→ **Trecho selecionado**:
☆ ☆ ☆

A discussão sobre transparência demorou a chegar. A publicidade no mundo digital começou no início dos anos 1990 e de lá para cá cresceu exponencialmente. E só agora, quase 30 anos depois, o mercado parece ter despertado de vez para a grande necessidade de regras mais claras e uma regulação mais assertiva. Essas são premissas básicas para a construção de qualquer mercado forte e o Brasil precisa estar na liderança desta discussão, já que somos um dos maiores consumidores mundiais de gadgets, plataformas e conteúdos digitais.
Então, o que provocou o adiamento dessa discussão? Em minha opinião, houve um desalinhamento de entendimento e de interesses dos diversos players que compõem e constroem este mercado.
Começando pelos grandes anunciantes. Não há como negar que houve certa demora em reconhecer o verdadeiro poder da internet como ferramenta de comunicação, de vendas e de construção de marca. Como consequência, as verbas destinadas para as plataformas online foram, por anos, irrisórias no bolo de mídia e, aí, uma coisa levou a outra: apesar de serem grandes consumidores do conteúdo digital, como gestores de marketing eles não prestaram a devida atenção na qualidade dos fornecedores, no serviço prestado nem nos resultados de anúncios online. Se parte do dinheiro acabou sendo desperdiçada com bots e se esvaiu em fraudes, poucos perceberam e quem percebeu não achou fórum significativo para reclamar punição.
O segundo desalinhamento aconteceu entre o modelo de negócio de remuneração praticado no mercado publicitário e a necessidade de rigor nas métricas para que uma campanha online seja efetiva. Trabalhamos remunerando as agências por volume e, na internet, sem que a transparência seja uma questão abertamente discutida, é muito fácil inflar números por meio de redes de bots ou não fazer nada a cada novo escândalo de manipulação de métricas por parte dos grandes players. Esse conflito de interesses acabou favorecendo a falta de transparência e abriu espaço para pouco cuidado com o rigor de métricas, possibilitando fraudes.

☆ ☆ ☆

→ **Informações extraídas**:
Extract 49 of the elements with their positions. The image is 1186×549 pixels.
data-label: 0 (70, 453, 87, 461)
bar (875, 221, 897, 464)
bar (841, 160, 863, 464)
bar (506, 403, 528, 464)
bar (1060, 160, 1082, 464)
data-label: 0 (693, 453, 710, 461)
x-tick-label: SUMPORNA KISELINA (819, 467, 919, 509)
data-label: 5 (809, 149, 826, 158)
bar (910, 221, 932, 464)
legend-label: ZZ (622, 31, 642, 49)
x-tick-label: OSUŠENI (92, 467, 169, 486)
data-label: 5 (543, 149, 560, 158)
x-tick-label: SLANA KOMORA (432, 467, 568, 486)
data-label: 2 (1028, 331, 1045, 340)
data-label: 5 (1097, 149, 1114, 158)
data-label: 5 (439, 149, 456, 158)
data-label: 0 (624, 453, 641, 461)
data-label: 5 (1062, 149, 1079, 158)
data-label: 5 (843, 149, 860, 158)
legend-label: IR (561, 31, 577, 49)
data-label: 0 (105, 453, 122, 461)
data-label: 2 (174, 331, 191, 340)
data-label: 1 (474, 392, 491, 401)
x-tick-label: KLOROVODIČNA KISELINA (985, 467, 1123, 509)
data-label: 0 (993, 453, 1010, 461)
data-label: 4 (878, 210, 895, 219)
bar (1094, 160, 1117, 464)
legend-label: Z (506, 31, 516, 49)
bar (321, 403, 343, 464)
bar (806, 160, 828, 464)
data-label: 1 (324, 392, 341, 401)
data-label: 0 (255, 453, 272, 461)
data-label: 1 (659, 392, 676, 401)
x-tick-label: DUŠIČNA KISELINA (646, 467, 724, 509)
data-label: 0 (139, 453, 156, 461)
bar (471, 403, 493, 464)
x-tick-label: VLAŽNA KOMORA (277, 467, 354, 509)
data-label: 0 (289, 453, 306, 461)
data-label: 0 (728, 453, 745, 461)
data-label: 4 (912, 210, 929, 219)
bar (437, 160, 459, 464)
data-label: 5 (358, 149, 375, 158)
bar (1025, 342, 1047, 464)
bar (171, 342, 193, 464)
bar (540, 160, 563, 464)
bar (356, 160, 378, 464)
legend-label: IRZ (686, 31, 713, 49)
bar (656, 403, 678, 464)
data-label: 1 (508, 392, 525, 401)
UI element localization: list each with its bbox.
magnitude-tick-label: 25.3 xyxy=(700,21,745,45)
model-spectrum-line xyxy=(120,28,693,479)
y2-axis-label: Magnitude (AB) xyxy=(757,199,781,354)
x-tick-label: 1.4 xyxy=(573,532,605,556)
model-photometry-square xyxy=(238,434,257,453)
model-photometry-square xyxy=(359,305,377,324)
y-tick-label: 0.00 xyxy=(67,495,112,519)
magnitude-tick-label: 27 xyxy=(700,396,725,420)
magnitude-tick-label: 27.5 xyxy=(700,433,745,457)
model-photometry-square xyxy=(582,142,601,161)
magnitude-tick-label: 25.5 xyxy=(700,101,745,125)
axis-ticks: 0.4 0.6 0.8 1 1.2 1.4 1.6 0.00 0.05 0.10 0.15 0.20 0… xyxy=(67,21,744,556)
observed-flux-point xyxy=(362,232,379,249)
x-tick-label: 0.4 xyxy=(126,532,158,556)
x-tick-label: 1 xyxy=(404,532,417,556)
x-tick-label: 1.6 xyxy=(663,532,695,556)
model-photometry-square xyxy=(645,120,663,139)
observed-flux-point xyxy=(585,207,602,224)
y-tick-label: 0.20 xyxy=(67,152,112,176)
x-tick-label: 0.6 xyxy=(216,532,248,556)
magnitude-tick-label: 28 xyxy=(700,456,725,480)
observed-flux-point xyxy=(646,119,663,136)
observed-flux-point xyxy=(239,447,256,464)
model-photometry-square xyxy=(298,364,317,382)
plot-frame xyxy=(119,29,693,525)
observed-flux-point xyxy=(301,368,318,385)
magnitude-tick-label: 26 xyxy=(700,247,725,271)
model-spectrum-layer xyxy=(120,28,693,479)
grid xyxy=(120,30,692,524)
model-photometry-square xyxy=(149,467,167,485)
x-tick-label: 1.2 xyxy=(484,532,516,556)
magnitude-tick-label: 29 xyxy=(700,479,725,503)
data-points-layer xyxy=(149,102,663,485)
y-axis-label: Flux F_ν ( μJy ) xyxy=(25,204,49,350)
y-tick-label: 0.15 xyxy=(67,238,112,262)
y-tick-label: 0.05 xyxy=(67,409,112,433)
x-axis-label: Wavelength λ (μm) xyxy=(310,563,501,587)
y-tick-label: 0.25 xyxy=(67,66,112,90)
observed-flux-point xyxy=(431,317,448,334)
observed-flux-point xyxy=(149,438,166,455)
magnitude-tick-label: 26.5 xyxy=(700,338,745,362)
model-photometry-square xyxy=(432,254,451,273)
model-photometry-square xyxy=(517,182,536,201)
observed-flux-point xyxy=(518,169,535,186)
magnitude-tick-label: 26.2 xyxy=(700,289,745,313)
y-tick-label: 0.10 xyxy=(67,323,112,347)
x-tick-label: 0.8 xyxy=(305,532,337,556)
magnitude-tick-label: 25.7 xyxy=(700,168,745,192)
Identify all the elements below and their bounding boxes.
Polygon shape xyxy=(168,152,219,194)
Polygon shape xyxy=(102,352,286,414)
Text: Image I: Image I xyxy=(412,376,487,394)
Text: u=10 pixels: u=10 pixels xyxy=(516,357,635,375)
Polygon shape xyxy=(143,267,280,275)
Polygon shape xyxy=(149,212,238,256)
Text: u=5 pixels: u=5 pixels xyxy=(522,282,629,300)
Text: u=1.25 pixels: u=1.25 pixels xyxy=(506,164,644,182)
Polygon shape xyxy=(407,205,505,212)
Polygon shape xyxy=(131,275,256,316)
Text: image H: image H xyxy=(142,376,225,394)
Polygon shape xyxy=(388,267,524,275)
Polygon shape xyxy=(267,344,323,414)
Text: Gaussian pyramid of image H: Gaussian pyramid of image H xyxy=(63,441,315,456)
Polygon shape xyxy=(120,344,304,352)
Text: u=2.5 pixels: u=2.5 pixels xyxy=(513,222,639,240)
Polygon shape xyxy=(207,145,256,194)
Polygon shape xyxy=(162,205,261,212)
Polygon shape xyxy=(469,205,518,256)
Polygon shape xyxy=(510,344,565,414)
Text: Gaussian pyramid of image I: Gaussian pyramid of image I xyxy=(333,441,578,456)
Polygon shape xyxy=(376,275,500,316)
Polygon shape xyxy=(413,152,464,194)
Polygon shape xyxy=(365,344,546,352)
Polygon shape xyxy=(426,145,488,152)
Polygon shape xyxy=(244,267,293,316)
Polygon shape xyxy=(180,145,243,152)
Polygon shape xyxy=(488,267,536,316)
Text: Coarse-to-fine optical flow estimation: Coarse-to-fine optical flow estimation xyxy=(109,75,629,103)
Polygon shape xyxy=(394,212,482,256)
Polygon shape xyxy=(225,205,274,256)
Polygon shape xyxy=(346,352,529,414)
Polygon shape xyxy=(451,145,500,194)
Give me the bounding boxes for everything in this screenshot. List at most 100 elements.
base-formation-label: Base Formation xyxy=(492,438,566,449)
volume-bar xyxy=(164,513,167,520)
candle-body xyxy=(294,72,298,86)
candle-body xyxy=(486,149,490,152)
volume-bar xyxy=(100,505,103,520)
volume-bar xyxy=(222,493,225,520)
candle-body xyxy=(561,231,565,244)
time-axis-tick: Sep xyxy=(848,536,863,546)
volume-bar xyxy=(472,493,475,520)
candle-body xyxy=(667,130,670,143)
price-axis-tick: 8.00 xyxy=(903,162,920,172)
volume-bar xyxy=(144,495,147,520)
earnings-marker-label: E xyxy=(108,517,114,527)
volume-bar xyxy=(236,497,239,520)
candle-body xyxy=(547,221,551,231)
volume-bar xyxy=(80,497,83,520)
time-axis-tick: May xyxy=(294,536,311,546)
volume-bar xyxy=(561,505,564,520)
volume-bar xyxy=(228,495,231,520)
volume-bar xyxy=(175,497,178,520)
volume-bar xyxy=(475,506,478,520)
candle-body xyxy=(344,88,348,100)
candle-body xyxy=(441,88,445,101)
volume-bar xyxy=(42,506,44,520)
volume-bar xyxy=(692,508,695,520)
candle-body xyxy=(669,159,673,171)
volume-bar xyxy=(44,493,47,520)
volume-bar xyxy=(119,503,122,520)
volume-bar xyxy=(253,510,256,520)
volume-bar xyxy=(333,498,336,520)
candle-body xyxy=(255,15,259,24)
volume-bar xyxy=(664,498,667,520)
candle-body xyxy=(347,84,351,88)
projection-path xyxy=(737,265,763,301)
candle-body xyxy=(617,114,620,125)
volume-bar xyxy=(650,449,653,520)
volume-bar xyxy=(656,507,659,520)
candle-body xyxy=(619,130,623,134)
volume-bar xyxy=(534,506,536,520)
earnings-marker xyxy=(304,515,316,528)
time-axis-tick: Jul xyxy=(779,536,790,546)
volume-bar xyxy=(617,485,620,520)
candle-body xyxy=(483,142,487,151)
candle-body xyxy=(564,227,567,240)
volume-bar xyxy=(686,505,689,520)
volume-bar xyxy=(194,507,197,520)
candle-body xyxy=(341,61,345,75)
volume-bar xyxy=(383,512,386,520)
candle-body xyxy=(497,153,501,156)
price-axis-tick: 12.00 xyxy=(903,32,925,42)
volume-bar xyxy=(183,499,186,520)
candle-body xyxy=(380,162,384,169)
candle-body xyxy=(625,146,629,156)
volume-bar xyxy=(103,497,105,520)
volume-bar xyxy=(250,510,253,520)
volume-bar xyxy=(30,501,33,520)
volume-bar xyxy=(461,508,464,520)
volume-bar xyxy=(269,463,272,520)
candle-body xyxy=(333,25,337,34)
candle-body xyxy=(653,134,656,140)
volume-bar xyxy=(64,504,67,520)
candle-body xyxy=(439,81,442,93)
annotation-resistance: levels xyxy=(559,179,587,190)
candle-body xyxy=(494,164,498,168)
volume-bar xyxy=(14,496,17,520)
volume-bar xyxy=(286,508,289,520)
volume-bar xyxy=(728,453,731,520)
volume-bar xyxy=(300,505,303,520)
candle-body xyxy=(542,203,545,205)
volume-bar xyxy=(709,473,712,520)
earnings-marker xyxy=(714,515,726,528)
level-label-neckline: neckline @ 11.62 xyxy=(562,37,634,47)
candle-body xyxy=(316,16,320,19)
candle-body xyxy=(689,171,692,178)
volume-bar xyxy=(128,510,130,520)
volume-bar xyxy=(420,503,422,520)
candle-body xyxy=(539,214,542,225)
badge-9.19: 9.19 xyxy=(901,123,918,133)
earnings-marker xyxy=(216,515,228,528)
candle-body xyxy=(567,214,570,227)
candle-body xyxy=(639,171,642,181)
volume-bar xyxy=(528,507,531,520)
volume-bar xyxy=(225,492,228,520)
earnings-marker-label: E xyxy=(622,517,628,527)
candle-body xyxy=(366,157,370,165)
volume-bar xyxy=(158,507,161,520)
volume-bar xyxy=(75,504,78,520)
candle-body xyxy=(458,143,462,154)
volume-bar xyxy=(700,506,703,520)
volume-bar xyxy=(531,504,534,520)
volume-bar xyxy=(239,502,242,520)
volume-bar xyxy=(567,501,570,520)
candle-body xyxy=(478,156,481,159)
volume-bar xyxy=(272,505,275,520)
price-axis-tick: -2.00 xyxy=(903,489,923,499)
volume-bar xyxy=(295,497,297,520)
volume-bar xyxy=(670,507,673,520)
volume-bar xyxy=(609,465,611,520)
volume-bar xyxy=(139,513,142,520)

☆ ☆ ☆

→ **Tarefas**:
1. No texto sobre transparência na publicidade digital, quando começou a publicidade no mundo digital?
2. Prossiga com o texto sobre transparência na publicidade digital a partir da última frase apresentada.

→ **Respostas**:
1. No início dos anos 1990.

2.
Por fim, os publishers. Ao perceberem o desalinhamento do cliente com o potencial estratégico das plataformas e um modelo de negócio de remuneração de agências baseada em volume, eles priorizaram a maximização dos lucros vendendo números inflados por tráfego de má qualidade, em vez de informações de fato relevantes para o negócio do anunciante.
E como resolver a questão? Para garantirmos a transparência dos grandes players é preciso agirmos em duas frentes: a padronização nas métricas de resultados e uma regulamentação forte administrada por uma entidade com poder de punição para que seja de fato respeitada.
Com alto nível de profissionalismo que o mercado publicitário adquiriu nas últimas décadas, é difícil entender que qualquer player da indústria admita publicamente ter contabilizado de forma errada o número de visualizações de vídeos online, distorcendo métricas, e que não haja nenhuma agência reguladora capaz de advertir e punir más práticas como esta. Temos de questionar mais as métricas apresentadas. Temos de questionar mais as promessas de entrega e estabelecer padrões para certos conceitos. O que entendemos como “visita” do consumidor a um determinado local: vale uma precisão de 500 metros ou o máximo admitido para ser classificado como visita é uma precisão de 5 metros do local determinado? É preciso esclarecer. É preciso regras comuns, para conceitos comuns.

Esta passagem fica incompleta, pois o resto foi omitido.